SUPPLIED RECORDS =
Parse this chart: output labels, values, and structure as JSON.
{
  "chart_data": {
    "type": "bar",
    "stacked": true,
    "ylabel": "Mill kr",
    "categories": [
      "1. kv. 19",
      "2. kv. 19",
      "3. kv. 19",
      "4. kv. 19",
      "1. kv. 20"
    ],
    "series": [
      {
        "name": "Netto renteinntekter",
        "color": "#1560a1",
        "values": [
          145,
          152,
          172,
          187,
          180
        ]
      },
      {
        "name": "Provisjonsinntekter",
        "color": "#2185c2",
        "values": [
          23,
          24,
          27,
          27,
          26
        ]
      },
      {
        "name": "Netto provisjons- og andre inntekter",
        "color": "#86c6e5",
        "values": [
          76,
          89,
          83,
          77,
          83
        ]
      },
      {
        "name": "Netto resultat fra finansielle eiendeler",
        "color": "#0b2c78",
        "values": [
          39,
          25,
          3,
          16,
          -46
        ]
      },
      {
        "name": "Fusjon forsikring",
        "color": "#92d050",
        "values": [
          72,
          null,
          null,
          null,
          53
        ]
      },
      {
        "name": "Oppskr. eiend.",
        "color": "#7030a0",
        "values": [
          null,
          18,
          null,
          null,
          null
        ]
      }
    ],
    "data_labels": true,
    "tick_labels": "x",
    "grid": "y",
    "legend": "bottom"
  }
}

PROBLEM TO SOLVE =
Gather all lines of the records that include the word "name".

FINISHED TASK =
        "name": "Netto renteinntekter",
        "name": "Provisjonsinntekter",
        "name": "Netto provisjons- og andre inntekter",
        "name": "Netto resultat fra finansielle eiendeler",
        "name": "Fusjon forsikring",
        "name": "Oppskr. eiend.",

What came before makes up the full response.